__EXERCISE DETAILS__
Determine the number of lines containing the word "icon", and state that figure alone.

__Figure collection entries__
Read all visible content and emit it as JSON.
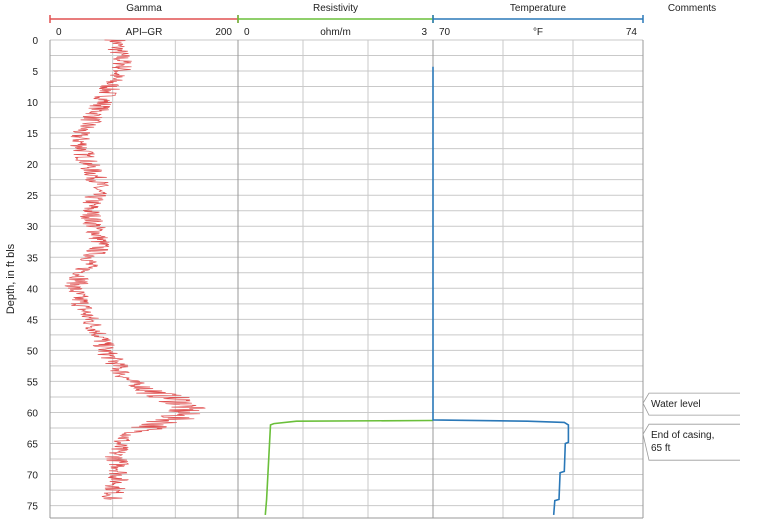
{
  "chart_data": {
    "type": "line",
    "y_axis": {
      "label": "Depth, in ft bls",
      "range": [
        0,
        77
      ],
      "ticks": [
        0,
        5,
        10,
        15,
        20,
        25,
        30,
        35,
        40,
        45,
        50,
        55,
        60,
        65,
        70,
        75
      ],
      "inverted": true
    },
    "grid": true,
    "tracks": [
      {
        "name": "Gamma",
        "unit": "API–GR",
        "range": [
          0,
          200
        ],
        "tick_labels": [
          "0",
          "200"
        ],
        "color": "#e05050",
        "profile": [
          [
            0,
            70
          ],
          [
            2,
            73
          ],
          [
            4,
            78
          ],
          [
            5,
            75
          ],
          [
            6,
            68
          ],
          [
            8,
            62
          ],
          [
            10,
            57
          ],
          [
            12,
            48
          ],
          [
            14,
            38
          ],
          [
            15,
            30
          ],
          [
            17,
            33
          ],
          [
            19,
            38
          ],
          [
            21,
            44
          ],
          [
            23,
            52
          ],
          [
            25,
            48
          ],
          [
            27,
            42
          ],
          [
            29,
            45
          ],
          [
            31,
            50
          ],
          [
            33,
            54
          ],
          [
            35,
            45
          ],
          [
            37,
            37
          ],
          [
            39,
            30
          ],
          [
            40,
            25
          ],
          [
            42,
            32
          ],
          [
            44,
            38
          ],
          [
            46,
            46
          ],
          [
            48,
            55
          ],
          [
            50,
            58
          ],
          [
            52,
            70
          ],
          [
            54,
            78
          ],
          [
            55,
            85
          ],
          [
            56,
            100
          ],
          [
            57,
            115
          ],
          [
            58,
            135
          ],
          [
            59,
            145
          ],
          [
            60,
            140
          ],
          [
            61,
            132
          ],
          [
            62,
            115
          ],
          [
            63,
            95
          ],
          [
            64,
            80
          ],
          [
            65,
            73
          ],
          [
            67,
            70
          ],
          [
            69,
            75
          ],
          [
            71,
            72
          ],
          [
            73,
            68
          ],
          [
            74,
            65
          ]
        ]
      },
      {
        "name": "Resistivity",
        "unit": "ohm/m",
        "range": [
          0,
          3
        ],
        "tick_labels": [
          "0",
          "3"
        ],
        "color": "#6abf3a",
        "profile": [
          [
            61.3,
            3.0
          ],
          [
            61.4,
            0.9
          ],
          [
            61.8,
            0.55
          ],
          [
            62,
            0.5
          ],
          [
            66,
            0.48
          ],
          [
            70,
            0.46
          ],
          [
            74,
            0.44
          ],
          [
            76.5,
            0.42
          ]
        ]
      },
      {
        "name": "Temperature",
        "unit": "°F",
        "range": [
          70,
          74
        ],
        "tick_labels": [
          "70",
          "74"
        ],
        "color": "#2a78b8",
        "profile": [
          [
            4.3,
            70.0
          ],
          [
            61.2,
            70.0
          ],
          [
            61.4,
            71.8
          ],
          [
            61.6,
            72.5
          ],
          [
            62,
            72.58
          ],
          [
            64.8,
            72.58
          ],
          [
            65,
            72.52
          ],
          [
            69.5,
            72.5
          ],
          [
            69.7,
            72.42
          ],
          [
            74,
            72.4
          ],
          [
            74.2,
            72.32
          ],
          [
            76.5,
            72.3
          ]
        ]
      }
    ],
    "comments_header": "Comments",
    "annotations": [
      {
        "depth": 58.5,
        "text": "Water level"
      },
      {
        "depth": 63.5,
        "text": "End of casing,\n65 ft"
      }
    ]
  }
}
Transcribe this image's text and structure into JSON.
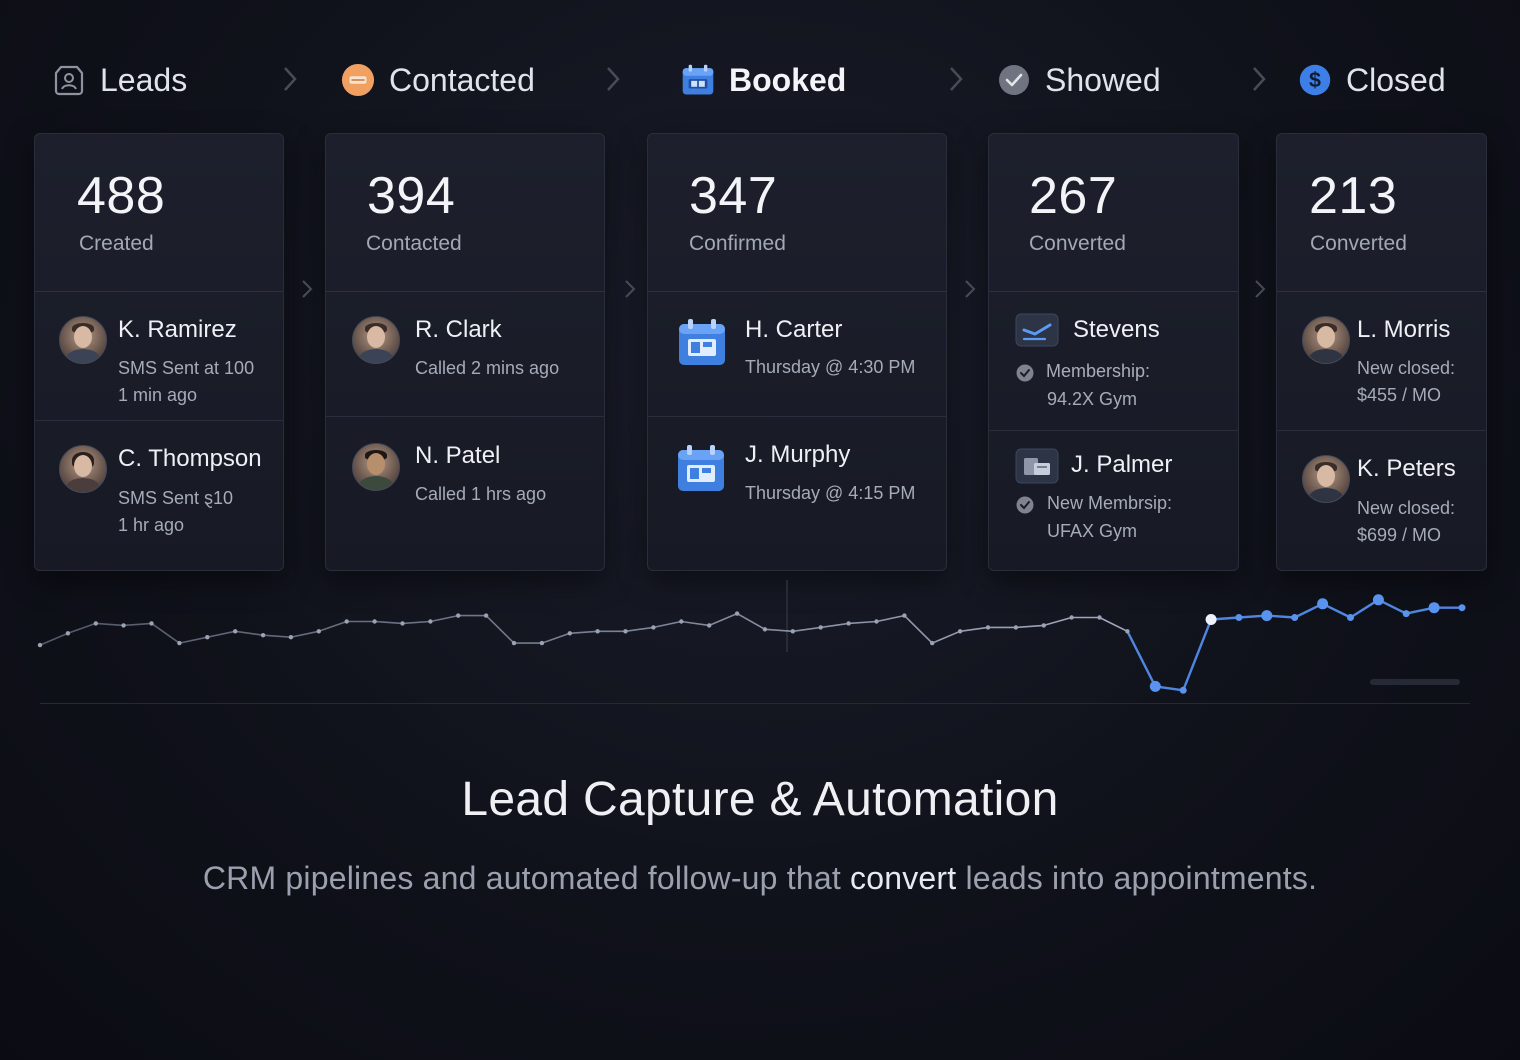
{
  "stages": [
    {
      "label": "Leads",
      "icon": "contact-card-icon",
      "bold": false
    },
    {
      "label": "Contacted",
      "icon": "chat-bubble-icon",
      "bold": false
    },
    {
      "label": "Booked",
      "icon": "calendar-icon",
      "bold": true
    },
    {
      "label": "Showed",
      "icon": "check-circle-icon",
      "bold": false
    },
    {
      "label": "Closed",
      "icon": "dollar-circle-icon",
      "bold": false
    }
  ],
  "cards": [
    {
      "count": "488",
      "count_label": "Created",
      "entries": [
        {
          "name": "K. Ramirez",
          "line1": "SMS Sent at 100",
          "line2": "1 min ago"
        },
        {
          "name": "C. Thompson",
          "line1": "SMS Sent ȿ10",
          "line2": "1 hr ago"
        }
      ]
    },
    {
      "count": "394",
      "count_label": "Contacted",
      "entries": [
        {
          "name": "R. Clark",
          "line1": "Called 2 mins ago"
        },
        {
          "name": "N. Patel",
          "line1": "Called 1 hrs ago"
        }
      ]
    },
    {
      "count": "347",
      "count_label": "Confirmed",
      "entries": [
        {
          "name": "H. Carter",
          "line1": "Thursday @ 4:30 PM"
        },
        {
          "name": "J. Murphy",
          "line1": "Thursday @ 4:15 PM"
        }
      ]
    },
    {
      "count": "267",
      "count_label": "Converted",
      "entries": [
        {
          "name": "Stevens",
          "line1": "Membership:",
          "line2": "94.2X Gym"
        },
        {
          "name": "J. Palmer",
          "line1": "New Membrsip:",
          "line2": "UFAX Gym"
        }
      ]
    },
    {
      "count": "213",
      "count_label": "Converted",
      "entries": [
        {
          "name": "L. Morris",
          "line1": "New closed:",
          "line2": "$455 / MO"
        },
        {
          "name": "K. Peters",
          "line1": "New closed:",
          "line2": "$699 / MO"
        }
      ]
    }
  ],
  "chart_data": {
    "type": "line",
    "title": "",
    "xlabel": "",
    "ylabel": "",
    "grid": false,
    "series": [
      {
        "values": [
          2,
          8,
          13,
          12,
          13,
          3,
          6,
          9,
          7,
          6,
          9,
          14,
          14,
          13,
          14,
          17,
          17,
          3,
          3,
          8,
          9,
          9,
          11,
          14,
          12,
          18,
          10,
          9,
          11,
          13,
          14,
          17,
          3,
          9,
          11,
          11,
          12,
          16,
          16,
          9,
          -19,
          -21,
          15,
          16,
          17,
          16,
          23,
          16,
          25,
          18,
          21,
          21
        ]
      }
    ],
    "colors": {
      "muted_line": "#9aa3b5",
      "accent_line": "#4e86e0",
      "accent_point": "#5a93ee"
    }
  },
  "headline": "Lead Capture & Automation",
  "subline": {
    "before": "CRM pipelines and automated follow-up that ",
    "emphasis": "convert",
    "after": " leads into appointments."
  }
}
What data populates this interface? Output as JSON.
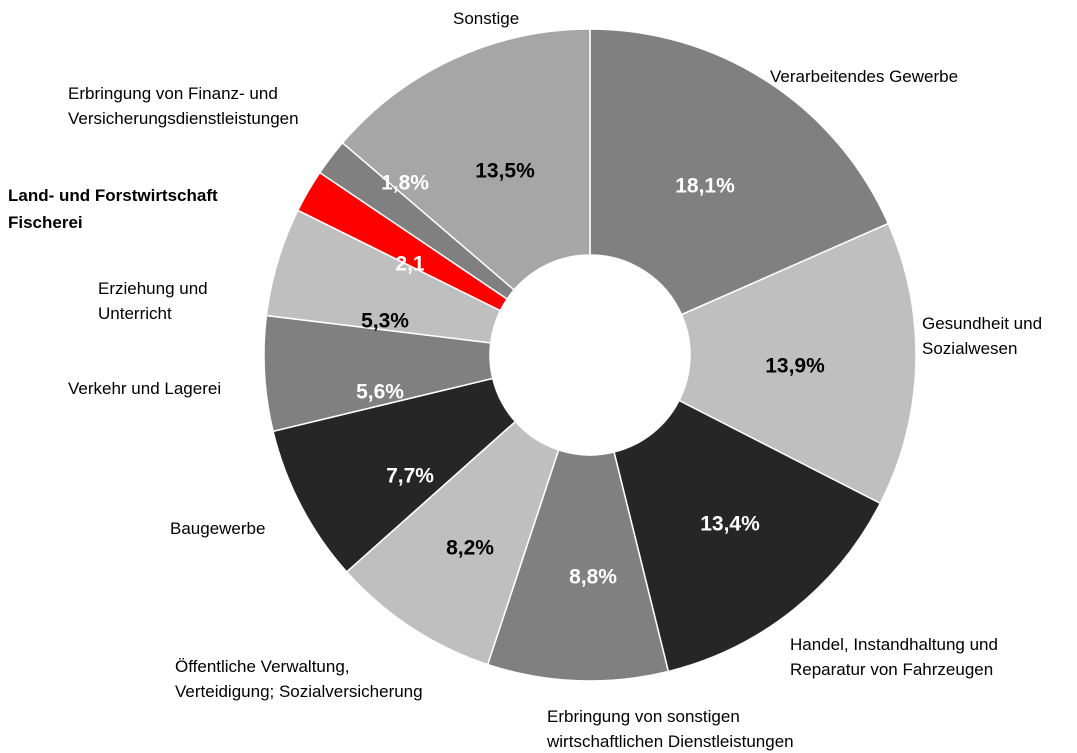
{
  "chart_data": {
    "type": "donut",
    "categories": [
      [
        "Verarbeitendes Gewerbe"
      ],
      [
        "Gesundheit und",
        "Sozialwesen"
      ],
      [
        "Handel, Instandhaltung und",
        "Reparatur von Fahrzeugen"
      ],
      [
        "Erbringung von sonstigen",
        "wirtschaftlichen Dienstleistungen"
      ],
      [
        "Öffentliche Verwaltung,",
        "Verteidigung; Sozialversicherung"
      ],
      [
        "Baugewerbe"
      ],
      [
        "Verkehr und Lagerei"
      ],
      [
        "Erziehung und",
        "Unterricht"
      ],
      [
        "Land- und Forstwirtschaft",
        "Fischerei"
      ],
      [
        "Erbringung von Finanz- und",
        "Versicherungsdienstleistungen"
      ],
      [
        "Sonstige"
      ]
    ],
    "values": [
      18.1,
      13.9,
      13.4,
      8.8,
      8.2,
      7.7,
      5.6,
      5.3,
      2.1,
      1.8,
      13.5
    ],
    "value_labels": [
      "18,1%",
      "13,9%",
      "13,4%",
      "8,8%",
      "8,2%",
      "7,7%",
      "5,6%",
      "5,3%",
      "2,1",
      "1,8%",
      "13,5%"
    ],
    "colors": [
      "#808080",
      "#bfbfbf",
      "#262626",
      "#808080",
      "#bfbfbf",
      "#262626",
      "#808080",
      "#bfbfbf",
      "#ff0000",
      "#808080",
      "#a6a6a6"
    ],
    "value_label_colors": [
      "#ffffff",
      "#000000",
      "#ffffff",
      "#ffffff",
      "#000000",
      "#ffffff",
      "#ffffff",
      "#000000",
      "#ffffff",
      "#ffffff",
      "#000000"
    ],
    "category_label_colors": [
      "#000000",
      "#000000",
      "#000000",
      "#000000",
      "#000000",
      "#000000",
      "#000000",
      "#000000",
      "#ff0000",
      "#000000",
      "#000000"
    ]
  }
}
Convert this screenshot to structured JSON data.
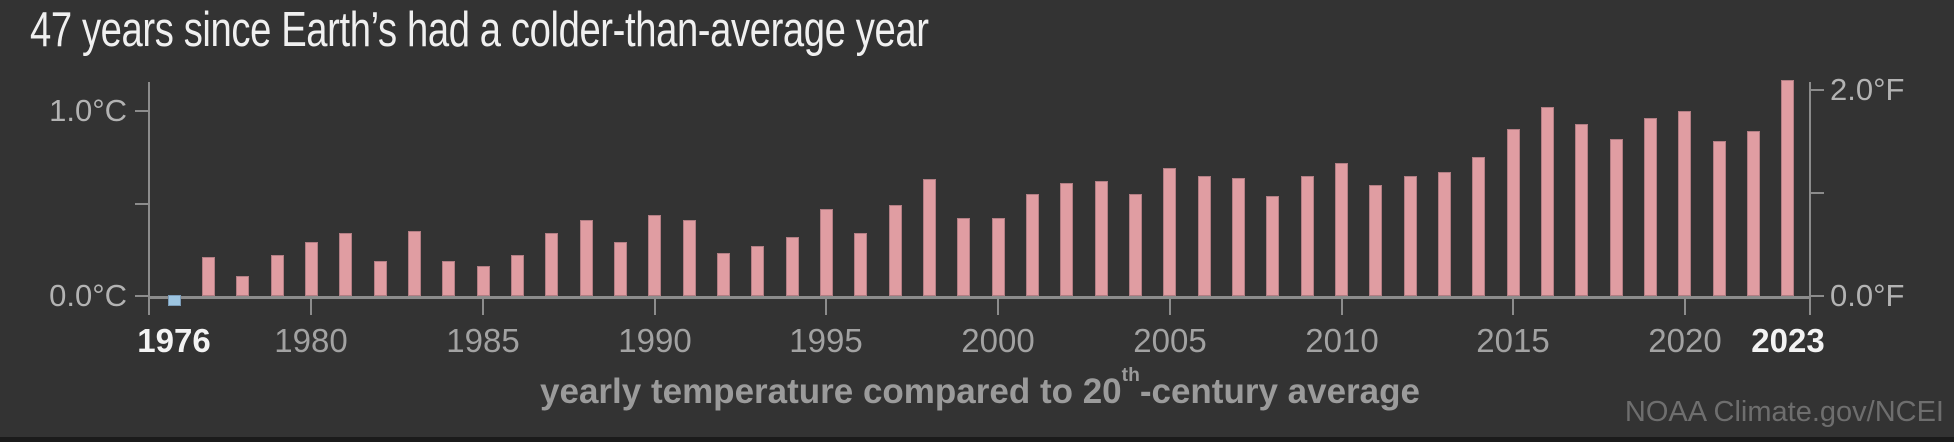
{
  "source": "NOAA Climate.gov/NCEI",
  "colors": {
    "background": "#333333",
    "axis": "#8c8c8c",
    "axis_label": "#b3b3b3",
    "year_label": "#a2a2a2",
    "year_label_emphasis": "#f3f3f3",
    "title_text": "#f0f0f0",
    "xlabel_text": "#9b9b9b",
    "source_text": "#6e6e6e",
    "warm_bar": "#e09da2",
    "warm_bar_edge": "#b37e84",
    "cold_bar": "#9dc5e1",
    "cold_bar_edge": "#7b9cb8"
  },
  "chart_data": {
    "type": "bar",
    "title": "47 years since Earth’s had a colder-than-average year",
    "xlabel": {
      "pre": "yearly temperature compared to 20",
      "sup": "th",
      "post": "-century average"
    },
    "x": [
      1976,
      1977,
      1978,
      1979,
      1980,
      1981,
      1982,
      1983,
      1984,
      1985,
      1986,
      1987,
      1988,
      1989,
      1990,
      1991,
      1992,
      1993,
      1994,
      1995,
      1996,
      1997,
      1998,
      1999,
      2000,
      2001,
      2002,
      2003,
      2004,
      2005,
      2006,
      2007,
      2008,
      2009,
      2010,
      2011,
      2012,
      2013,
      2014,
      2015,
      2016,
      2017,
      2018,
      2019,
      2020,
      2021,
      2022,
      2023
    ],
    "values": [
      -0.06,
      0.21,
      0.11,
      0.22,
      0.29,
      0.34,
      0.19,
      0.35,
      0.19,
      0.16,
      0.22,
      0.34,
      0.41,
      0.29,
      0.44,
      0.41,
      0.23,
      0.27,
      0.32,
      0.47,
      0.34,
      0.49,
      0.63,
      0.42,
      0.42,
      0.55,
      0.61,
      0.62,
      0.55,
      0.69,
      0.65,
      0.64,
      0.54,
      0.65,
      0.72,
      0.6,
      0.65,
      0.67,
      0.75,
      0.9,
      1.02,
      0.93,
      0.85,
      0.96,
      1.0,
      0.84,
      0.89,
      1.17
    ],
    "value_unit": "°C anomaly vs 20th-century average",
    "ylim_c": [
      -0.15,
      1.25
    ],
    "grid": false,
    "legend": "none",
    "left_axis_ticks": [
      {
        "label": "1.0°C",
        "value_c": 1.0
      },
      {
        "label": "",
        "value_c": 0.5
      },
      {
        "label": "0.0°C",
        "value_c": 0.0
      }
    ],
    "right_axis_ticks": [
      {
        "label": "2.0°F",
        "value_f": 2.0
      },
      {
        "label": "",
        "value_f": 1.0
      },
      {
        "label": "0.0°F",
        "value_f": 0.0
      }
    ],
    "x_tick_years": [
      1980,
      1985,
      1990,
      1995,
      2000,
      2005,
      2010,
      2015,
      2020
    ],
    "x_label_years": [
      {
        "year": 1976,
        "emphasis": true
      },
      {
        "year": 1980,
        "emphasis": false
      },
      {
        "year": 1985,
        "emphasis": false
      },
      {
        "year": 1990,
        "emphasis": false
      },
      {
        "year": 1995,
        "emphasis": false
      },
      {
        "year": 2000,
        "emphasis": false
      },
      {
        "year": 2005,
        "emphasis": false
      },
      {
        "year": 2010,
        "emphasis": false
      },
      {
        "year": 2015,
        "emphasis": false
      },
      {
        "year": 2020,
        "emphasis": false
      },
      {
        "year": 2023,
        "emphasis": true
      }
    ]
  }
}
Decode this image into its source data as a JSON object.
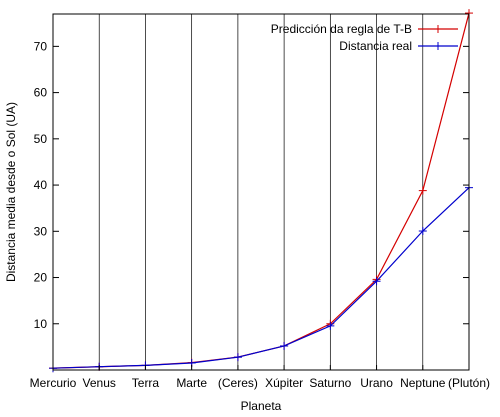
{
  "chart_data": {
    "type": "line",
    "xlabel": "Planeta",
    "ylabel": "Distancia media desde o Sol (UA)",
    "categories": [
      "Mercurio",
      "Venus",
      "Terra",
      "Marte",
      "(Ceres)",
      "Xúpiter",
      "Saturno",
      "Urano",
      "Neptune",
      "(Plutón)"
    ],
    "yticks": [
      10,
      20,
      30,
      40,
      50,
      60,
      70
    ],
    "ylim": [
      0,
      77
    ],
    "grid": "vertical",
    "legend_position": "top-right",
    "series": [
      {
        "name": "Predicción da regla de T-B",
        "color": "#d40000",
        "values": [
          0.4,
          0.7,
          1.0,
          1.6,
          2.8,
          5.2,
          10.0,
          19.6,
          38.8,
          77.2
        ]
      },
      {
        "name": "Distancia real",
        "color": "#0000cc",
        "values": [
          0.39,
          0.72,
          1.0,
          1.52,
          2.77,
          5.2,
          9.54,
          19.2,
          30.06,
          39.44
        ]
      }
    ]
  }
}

__EXPECTED ANSWER__
5